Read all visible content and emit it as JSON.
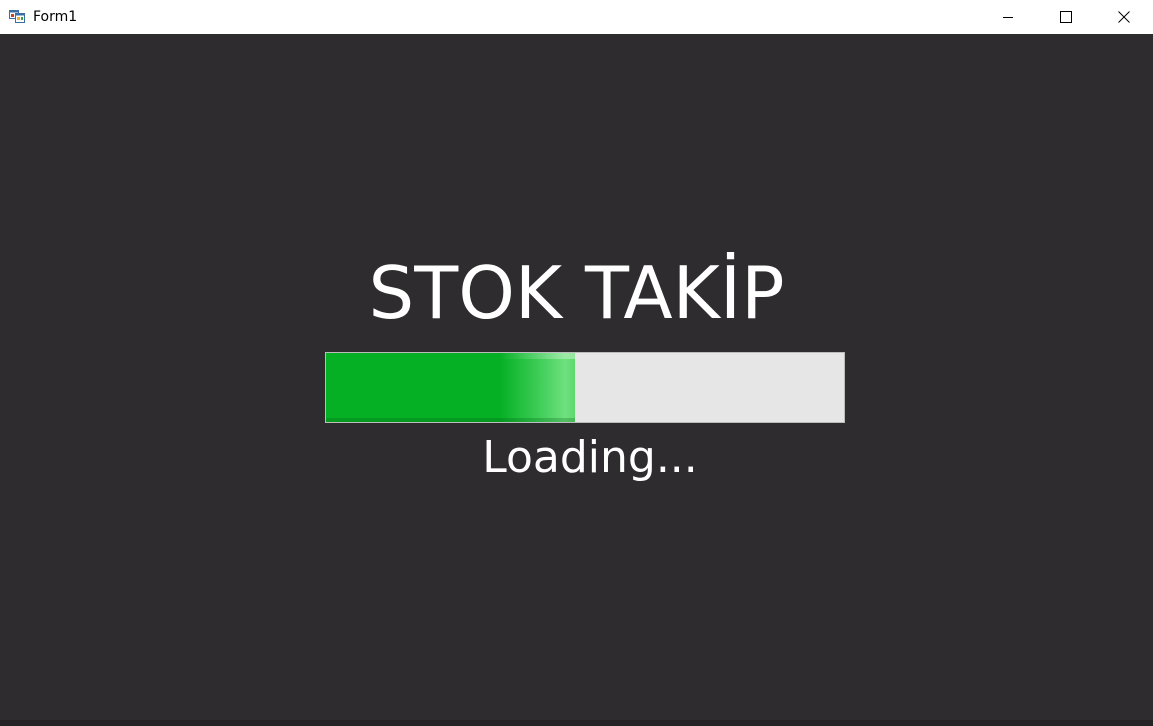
{
  "window": {
    "title": "Form1",
    "icon": "winforms-app-icon",
    "controls": {
      "minimize_icon": "minimize-icon",
      "maximize_icon": "maximize-icon",
      "close_icon": "close-icon"
    }
  },
  "main": {
    "title": "STOK TAKİP",
    "loading_text": "Loading...",
    "progress": {
      "value_percent": 48,
      "fill_color": "#06b025",
      "track_color": "#e6e6e6"
    }
  },
  "colors": {
    "background": "#2e2c2f",
    "titlebar": "#ffffff",
    "text": "#ffffff"
  }
}
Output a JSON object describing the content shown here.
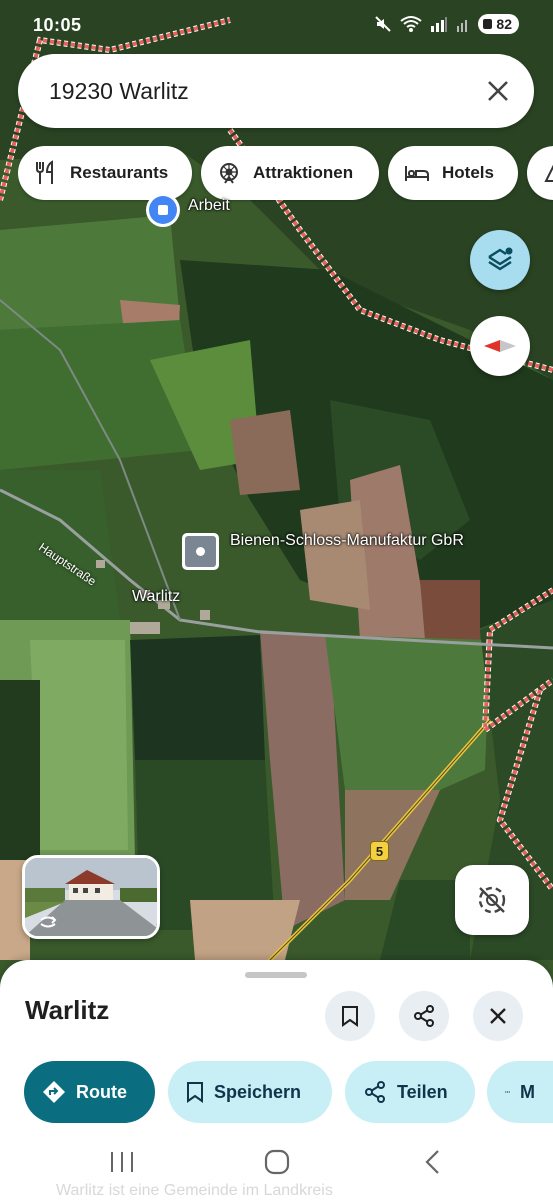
{
  "status_bar": {
    "time": "10:05",
    "battery": "82"
  },
  "search": {
    "query": "19230 Warlitz"
  },
  "chips": [
    {
      "label": "Restaurants",
      "icon": "restaurant-icon"
    },
    {
      "label": "Attraktionen",
      "icon": "attraction-icon"
    },
    {
      "label": "Hotels",
      "icon": "hotel-icon"
    }
  ],
  "map": {
    "work_label": "Arbeit",
    "poi_label": "Bienen-Schloss-Manufaktur GbR",
    "place_label": "Warlitz",
    "street_label": "Hauptstraße",
    "route_number": "5"
  },
  "sheet": {
    "title": "Warlitz",
    "actions": {
      "route": "Route",
      "save": "Speichern",
      "share": "Teilen",
      "more": "M"
    },
    "description": "Warlitz ist eine Gemeinde im Landkreis"
  },
  "colors": {
    "accent": "#0a6e80",
    "secondary_action": "#c8eef6",
    "boundary": "#e8605a"
  }
}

--

Given task - Repeat all of the records verbatim, leaving out the pictures.

Response -
Read all visible content and emit it as JSON.
{
  "window": {
    "title": "Form1",
    "icon": "winforms-app-icon",
    "controls": {
      "minimize_icon": "minimize-icon",
      "maximize_icon": "maximize-icon",
      "close_icon": "close-icon"
    }
  },
  "main": {
    "title": "STOK TAKİP",
    "loading_text": "Loading...",
    "progress": {
      "value_percent": 48,
      "fill_color": "#06b025",
      "track_color": "#e6e6e6"
    }
  },
  "colors": {
    "background": "#2e2c2f",
    "titlebar": "#ffffff",
    "text": "#ffffff"
  }
}
Output a JSON object describing the content shown here.
{
  "status_bar": {
    "time": "10:05",
    "battery": "82"
  },
  "search": {
    "query": "19230 Warlitz"
  },
  "chips": [
    {
      "label": "Restaurants",
      "icon": "restaurant-icon"
    },
    {
      "label": "Attraktionen",
      "icon": "attraction-icon"
    },
    {
      "label": "Hotels",
      "icon": "hotel-icon"
    }
  ],
  "map": {
    "work_label": "Arbeit",
    "poi_label": "Bienen-Schloss-Manufaktur GbR",
    "place_label": "Warlitz",
    "street_label": "Hauptstraße",
    "route_number": "5"
  },
  "sheet": {
    "title": "Warlitz",
    "actions": {
      "route": "Route",
      "save": "Speichern",
      "share": "Teilen",
      "more": "M"
    },
    "description": "Warlitz ist eine Gemeinde im Landkreis"
  },
  "colors": {
    "accent": "#0a6e80",
    "secondary_action": "#c8eef6",
    "boundary": "#e8605a"
  }
}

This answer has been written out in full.